### Dataset extract
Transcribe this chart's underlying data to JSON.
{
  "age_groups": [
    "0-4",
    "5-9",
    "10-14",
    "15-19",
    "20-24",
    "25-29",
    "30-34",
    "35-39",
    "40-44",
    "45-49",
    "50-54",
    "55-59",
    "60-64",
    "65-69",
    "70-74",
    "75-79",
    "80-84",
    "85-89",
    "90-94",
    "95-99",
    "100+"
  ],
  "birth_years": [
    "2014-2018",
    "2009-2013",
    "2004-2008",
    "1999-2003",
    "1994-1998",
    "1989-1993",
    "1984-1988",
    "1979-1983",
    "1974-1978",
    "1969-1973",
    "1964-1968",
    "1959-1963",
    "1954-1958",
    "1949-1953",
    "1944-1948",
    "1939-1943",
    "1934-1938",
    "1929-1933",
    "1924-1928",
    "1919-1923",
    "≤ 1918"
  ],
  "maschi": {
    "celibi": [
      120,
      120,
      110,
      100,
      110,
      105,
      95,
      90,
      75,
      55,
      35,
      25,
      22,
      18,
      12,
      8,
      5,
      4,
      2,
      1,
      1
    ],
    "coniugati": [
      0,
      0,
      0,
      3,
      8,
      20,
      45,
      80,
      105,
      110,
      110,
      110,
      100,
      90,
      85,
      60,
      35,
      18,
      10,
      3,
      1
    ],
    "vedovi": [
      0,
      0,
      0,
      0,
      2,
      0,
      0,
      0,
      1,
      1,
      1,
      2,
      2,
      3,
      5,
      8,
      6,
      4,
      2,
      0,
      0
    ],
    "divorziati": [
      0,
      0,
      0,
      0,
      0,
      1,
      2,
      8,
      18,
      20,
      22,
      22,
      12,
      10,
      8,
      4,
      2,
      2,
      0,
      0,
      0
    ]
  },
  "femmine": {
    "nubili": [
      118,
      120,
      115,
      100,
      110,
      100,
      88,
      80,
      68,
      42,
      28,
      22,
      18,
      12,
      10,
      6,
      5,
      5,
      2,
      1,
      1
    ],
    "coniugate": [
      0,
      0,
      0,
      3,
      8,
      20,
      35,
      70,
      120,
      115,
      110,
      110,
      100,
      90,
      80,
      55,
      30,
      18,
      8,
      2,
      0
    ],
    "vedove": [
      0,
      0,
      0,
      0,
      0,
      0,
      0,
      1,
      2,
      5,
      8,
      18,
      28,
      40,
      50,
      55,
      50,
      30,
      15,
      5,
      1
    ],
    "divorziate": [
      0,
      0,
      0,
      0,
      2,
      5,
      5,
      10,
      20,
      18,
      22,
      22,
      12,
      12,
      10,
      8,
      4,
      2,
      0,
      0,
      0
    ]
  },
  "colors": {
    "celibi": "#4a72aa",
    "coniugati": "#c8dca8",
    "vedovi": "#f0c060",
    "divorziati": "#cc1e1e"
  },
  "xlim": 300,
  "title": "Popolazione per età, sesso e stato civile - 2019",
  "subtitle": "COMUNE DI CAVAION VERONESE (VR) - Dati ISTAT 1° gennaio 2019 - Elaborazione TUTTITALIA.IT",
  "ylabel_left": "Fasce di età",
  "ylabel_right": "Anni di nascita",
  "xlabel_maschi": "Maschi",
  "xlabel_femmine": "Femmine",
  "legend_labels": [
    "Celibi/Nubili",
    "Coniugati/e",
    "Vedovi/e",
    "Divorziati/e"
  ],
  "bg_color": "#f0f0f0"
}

### Work instructions
Set down the listing above in full, please, exactly as it appears.

### Result below
Transcribe this chart's underlying data to JSON.
{
  "age_groups": [
    "0-4",
    "5-9",
    "10-14",
    "15-19",
    "20-24",
    "25-29",
    "30-34",
    "35-39",
    "40-44",
    "45-49",
    "50-54",
    "55-59",
    "60-64",
    "65-69",
    "70-74",
    "75-79",
    "80-84",
    "85-89",
    "90-94",
    "95-99",
    "100+"
  ],
  "birth_years": [
    "2014-2018",
    "2009-2013",
    "2004-2008",
    "1999-2003",
    "1994-1998",
    "1989-1993",
    "1984-1988",
    "1979-1983",
    "1974-1978",
    "1969-1973",
    "1964-1968",
    "1959-1963",
    "1954-1958",
    "1949-1953",
    "1944-1948",
    "1939-1943",
    "1934-1938",
    "1929-1933",
    "1924-1928",
    "1919-1923",
    "≤ 1918"
  ],
  "maschi": {
    "celibi": [
      120,
      120,
      110,
      100,
      110,
      105,
      95,
      90,
      75,
      55,
      35,
      25,
      22,
      18,
      12,
      8,
      5,
      4,
      2,
      1,
      1
    ],
    "coniugati": [
      0,
      0,
      0,
      3,
      8,
      20,
      45,
      80,
      105,
      110,
      110,
      110,
      100,
      90,
      85,
      60,
      35,
      18,
      10,
      3,
      1
    ],
    "vedovi": [
      0,
      0,
      0,
      0,
      2,
      0,
      0,
      0,
      1,
      1,
      1,
      2,
      2,
      3,
      5,
      8,
      6,
      4,
      2,
      0,
      0
    ],
    "divorziati": [
      0,
      0,
      0,
      0,
      0,
      1,
      2,
      8,
      18,
      20,
      22,
      22,
      12,
      10,
      8,
      4,
      2,
      2,
      0,
      0,
      0
    ]
  },
  "femmine": {
    "nubili": [
      118,
      120,
      115,
      100,
      110,
      100,
      88,
      80,
      68,
      42,
      28,
      22,
      18,
      12,
      10,
      6,
      5,
      5,
      2,
      1,
      1
    ],
    "coniugate": [
      0,
      0,
      0,
      3,
      8,
      20,
      35,
      70,
      120,
      115,
      110,
      110,
      100,
      90,
      80,
      55,
      30,
      18,
      8,
      2,
      0
    ],
    "vedove": [
      0,
      0,
      0,
      0,
      0,
      0,
      0,
      1,
      2,
      5,
      8,
      18,
      28,
      40,
      50,
      55,
      50,
      30,
      15,
      5,
      1
    ],
    "divorziate": [
      0,
      0,
      0,
      0,
      2,
      5,
      5,
      10,
      20,
      18,
      22,
      22,
      12,
      12,
      10,
      8,
      4,
      2,
      0,
      0,
      0
    ]
  },
  "colors": {
    "celibi": "#4a72aa",
    "coniugati": "#c8dca8",
    "vedovi": "#f0c060",
    "divorziati": "#cc1e1e"
  },
  "xlim": 300,
  "title": "Popolazione per età, sesso e stato civile - 2019",
  "subtitle": "COMUNE DI CAVAION VERONESE (VR) - Dati ISTAT 1° gennaio 2019 - Elaborazione TUTTITALIA.IT",
  "ylabel_left": "Fasce di età",
  "ylabel_right": "Anni di nascita",
  "xlabel_maschi": "Maschi",
  "xlabel_femmine": "Femmine",
  "legend_labels": [
    "Celibi/Nubili",
    "Coniugati/e",
    "Vedovi/e",
    "Divorziati/e"
  ],
  "bg_color": "#f0f0f0"
}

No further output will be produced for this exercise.